• **Written task**
Render every entry verbatim.

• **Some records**

::::::::::

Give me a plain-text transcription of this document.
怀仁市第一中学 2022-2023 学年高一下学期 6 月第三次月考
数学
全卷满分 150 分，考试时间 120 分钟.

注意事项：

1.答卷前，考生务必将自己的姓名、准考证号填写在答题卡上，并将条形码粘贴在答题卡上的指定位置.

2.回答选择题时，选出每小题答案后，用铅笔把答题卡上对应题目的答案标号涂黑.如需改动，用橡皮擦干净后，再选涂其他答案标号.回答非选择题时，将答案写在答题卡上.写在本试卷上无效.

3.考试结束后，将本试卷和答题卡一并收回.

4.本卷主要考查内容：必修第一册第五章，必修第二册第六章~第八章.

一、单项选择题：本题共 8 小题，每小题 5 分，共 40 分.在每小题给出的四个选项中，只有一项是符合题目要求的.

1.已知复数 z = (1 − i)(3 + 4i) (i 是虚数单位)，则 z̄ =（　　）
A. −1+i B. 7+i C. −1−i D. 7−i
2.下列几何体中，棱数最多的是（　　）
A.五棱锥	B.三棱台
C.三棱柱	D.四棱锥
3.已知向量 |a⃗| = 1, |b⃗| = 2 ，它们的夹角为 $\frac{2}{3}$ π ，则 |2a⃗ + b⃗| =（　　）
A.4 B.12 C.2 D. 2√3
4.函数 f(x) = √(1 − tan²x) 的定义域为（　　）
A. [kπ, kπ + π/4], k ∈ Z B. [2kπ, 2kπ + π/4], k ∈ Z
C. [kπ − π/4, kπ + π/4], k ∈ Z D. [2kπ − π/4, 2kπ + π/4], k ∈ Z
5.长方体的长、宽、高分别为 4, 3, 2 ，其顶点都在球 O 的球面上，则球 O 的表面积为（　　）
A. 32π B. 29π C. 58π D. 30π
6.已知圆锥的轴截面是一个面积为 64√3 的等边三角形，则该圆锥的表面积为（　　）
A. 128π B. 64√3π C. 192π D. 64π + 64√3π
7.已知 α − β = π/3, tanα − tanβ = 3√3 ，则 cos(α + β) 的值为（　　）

::::::::::

• **Response**
Give me a plain-text transcription of this document.
怀仁市第一中学 2022-2023 学年高一下学期 6 月第三次月考
数学
全卷满分 150 分，考试时间 120 分钟.

注意事项：

1.答卷前，考生务必将自己的姓名、准考证号填写在答题卡上，并将条形码粘贴在答题卡上的指定位置.

2.回答选择题时，选出每小题答案后，用铅笔把答题卡上对应题目的答案标号涂黑.如需改动，用橡皮擦干净后，再选涂其他答案标号.回答非选择题时，将答案写在答题卡上.写在本试卷上无效.

3.考试结束后，将本试卷和答题卡一并收回.

4.本卷主要考查内容：必修第一册第五章，必修第二册第六章~第八章.

一、单项选择题：本题共 8 小题，每小题 5 分，共 40 分.在每小题给出的四个选项中，只有一项是符合题目要求的.

1.已知复数 z = (1 − i)(3 + 4i) (i 是虚数单位)，则 z̄ =（　　）
A. −1+i B. 7+i C. −1−i D. 7−i
2.下列几何体中，棱数最多的是（　　）
A.五棱锥	B.三棱台
C.三棱柱	D.四棱锥
3.已知向量 |a⃗| = 1, |b⃗| = 2 ，它们的夹角为 $\frac{2}{3}$ π ，则 |2a⃗ + b⃗| =（　　）
A.4 B.12 C.2 D. 2√3
4.函数 f(x) = √(1 − tan²x) 的定义域为（　　）
A. [kπ, kπ + π/4], k ∈ Z B. [2kπ, 2kπ + π/4], k ∈ Z
C. [kπ − π/4, kπ + π/4], k ∈ Z D. [2kπ − π/4, 2kπ + π/4], k ∈ Z
5.长方体的长、宽、高分别为 4, 3, 2 ，其顶点都在球 O 的球面上，则球 O 的表面积为（　　）
A. 32π B. 29π C. 58π D. 30π
6.已知圆锥的轴截面是一个面积为 64√3 的等边三角形，则该圆锥的表面积为（　　）
A. 128π B. 64√3π C. 192π D. 64π + 64√3π
7.已知 α − β = π/3, tanα − tanβ = 3√3 ，则 cos(α + β) 的值为（　　）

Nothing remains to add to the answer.